## BRIEF:
Can you write out all of the material below, word for word?

## DATA EXCERPTS:
☆ ☆ ☆ ☆ ☆ ☆ ☆

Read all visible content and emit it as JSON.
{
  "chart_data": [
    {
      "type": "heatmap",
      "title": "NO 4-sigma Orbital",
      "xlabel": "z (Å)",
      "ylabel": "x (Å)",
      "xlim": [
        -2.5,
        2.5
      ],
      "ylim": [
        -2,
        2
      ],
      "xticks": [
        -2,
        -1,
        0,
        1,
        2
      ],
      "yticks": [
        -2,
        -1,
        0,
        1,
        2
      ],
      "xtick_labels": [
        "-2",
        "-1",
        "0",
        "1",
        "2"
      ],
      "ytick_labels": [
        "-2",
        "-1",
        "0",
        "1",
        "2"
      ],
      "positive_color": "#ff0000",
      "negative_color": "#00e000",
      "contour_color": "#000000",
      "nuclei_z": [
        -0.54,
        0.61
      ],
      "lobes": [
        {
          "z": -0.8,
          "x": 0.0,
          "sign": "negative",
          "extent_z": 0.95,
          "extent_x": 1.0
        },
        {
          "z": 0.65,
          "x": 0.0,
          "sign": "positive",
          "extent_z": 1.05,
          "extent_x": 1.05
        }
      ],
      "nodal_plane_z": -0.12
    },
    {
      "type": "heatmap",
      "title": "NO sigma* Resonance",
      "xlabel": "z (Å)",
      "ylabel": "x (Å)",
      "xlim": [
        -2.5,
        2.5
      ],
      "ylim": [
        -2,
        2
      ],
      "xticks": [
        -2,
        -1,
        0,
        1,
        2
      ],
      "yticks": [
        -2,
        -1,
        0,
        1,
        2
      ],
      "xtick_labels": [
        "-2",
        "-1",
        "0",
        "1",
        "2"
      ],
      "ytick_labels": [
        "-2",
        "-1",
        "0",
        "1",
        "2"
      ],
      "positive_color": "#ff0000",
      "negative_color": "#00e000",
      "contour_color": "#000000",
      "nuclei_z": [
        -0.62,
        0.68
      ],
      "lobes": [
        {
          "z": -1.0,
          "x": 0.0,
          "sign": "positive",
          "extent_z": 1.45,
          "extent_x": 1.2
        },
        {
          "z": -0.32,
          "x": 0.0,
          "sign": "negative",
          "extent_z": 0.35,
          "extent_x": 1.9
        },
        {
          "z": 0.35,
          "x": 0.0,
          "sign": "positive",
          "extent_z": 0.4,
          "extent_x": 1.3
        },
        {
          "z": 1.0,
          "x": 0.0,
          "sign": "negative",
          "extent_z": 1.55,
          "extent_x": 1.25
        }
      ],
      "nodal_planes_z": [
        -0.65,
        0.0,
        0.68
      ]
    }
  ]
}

☆ ☆ ☆ ☆ ☆ ☆ ☆

## THE RESULT:
Read all visible content and emit it as JSON.
{
  "chart_data": [
    {
      "type": "heatmap",
      "title": "NO 4-sigma Orbital",
      "xlabel": "z (Å)",
      "ylabel": "x (Å)",
      "xlim": [
        -2.5,
        2.5
      ],
      "ylim": [
        -2,
        2
      ],
      "xticks": [
        -2,
        -1,
        0,
        1,
        2
      ],
      "yticks": [
        -2,
        -1,
        0,
        1,
        2
      ],
      "xtick_labels": [
        "-2",
        "-1",
        "0",
        "1",
        "2"
      ],
      "ytick_labels": [
        "-2",
        "-1",
        "0",
        "1",
        "2"
      ],
      "positive_color": "#ff0000",
      "negative_color": "#00e000",
      "contour_color": "#000000",
      "nuclei_z": [
        -0.54,
        0.61
      ],
      "lobes": [
        {
          "z": -0.8,
          "x": 0.0,
          "sign": "negative",
          "extent_z": 0.95,
          "extent_x": 1.0
        },
        {
          "z": 0.65,
          "x": 0.0,
          "sign": "positive",
          "extent_z": 1.05,
          "extent_x": 1.05
        }
      ],
      "nodal_plane_z": -0.12
    },
    {
      "type": "heatmap",
      "title": "NO sigma* Resonance",
      "xlabel": "z (Å)",
      "ylabel": "x (Å)",
      "xlim": [
        -2.5,
        2.5
      ],
      "ylim": [
        -2,
        2
      ],
      "xticks": [
        -2,
        -1,
        0,
        1,
        2
      ],
      "yticks": [
        -2,
        -1,
        0,
        1,
        2
      ],
      "xtick_labels": [
        "-2",
        "-1",
        "0",
        "1",
        "2"
      ],
      "ytick_labels": [
        "-2",
        "-1",
        "0",
        "1",
        "2"
      ],
      "positive_color": "#ff0000",
      "negative_color": "#00e000",
      "contour_color": "#000000",
      "nuclei_z": [
        -0.62,
        0.68
      ],
      "lobes": [
        {
          "z": -1.0,
          "x": 0.0,
          "sign": "positive",
          "extent_z": 1.45,
          "extent_x": 1.2
        },
        {
          "z": -0.32,
          "x": 0.0,
          "sign": "negative",
          "extent_z": 0.35,
          "extent_x": 1.9
        },
        {
          "z": 0.35,
          "x": 0.0,
          "sign": "positive",
          "extent_z": 0.4,
          "extent_x": 1.3
        },
        {
          "z": 1.0,
          "x": 0.0,
          "sign": "negative",
          "extent_z": 1.55,
          "extent_x": 1.25
        }
      ],
      "nodal_planes_z": [
        -0.65,
        0.0,
        0.68
      ]
    }
  ]
}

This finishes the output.